(Stored items)
---

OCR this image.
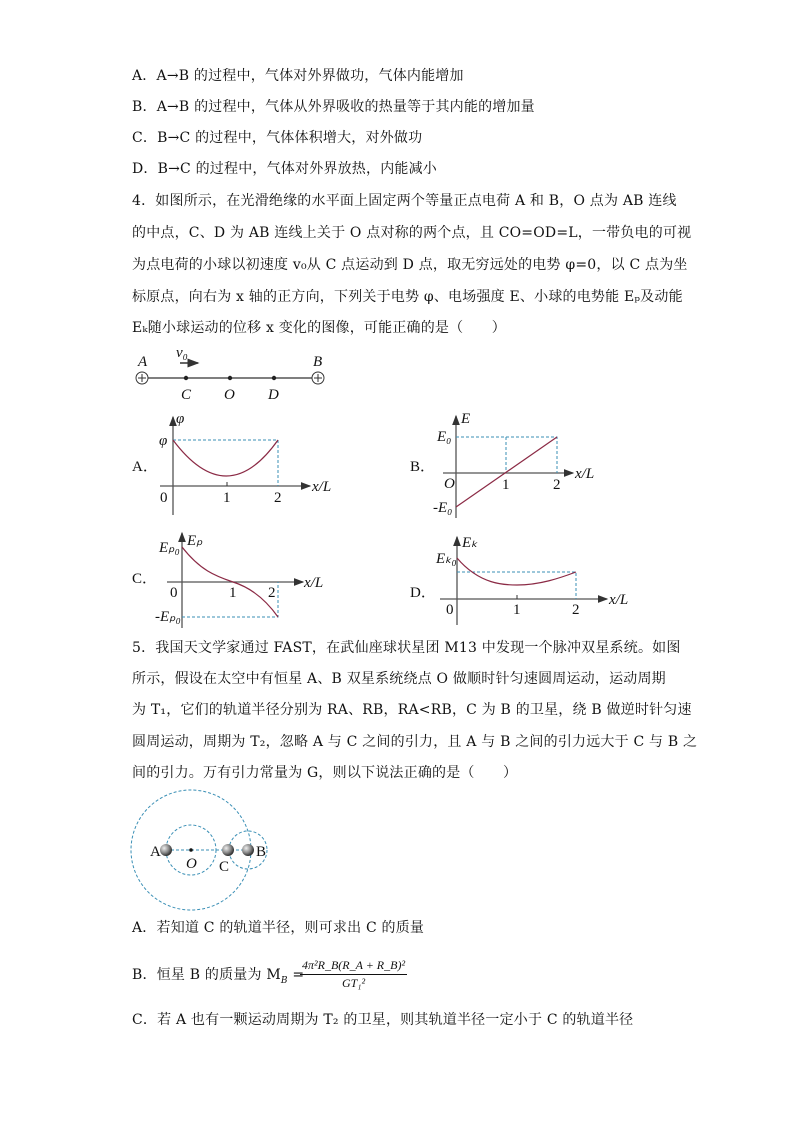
A．A→B 的过程中，气体对外界做功，气体内能增加
B．A→B 的过程中，气体从外界吸收的热量等于其内能的增加量
C．B→C 的过程中，气体体积增大，对外做功
D．B→C 的过程中，气体对外界放热，内能减小
4．如图所示，在光滑绝缘的水平面上固定两个等量正点电荷 A 和 B，O 点为 AB 连线
的中点，C、D 为 AB 连线上关于 O 点对称的两个点，且 CO=OD=L，一带负电的可视
为点电荷的小球以初速度 v₀从 C 点运动到 D 点，取无穷远处的电势 φ=0，以 C 点为坐
标原点，向右为 x 轴的正方向，下列关于电势 φ、电场强度 E、小球的电势能 Eₚ及动能
Eₖ随小球运动的位移 x 变化的图像，可能正确的是（　　）
A	B
v₀
C O D
A．
φ
φ
0	1	2
x/L
B．
E
E₀
-E₀
O	1	2
x/L
C．
Eₚ
Eₚ₀
-Eₚ₀
0	1 2
x/L
D．
Eₖ
Eₖ₀
0	1	2
x/L
A
O C
B
5．我国天文学家通过 FAST，在武仙座球状星团 M13 中发现一个脉冲双星系统。如图
所示，假设在太空中有恒星 A、B 双星系统绕点 O 做顺时针匀速圆周运动，运动周期
为 T₁，它们的轨道半径分别为 RA、RB，RA<RB，C 为 B 的卫星，绕 B 做逆时针匀速
圆周运动，周期为 T₂，忽略 A 与 C 之间的引力，且 A 与 B 之间的引力远大于 C 与 B 之
间的引力。万有引力常量为 G，则以下说法正确的是（　　）
A．若知道 C 的轨道半径，则可求出 C 的质量
B．恒星 B 的质量为 $M_B$ =
$\frac{\text{4π²R\_B(R\_A + R\_B)²}}{\text{GT₁²}}$
C．若 A 也有一颗运动周期为 T₂ 的卫星，则其轨道半径一定小于 C 的轨道半径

---

__Aim__:
Reproduce every entry word for word, but omit the pictures.

__Worked answer__:
OCR this image.
A．A→B 的过程中，气体对外界做功，气体内能增加
B．A→B 的过程中，气体从外界吸收的热量等于其内能的增加量
C．B→C 的过程中，气体体积增大，对外做功
D．B→C 的过程中，气体对外界放热，内能减小
4．如图所示，在光滑绝缘的水平面上固定两个等量正点电荷 A 和 B，O 点为 AB 连线
的中点，C、D 为 AB 连线上关于 O 点对称的两个点，且 CO=OD=L，一带负电的可视
为点电荷的小球以初速度 v₀从 C 点运动到 D 点，取无穷远处的电势 φ=0，以 C 点为坐
标原点，向右为 x 轴的正方向，下列关于电势 φ、电场强度 E、小球的电势能 Eₚ及动能
Eₖ随小球运动的位移 x 变化的图像，可能正确的是（　　）
A	B
v₀
C O D
A．
φ
φ
0	1	2
x/L
B．
E
E₀
-E₀
O	1	2
x/L
C．
Eₚ
Eₚ₀
-Eₚ₀
0	1 2
x/L
D．
Eₖ
Eₖ₀
0	1	2
x/L
A
O C
B
5．我国天文学家通过 FAST，在武仙座球状星团 M13 中发现一个脉冲双星系统。如图
所示，假设在太空中有恒星 A、B 双星系统绕点 O 做顺时针匀速圆周运动，运动周期
为 T₁，它们的轨道半径分别为 RA、RB，RA<RB，C 为 B 的卫星，绕 B 做逆时针匀速
圆周运动，周期为 T₂，忽略 A 与 C 之间的引力，且 A 与 B 之间的引力远大于 C 与 B 之
间的引力。万有引力常量为 G，则以下说法正确的是（　　）
A．若知道 C 的轨道半径，则可求出 C 的质量
B．恒星 B 的质量为 $M_B$ =
$\frac{\text{4π²R\_B(R\_A + R\_B)²}}{\text{GT₁²}}$
C．若 A 也有一颗运动周期为 T₂ 的卫星，则其轨道半径一定小于 C 的轨道半径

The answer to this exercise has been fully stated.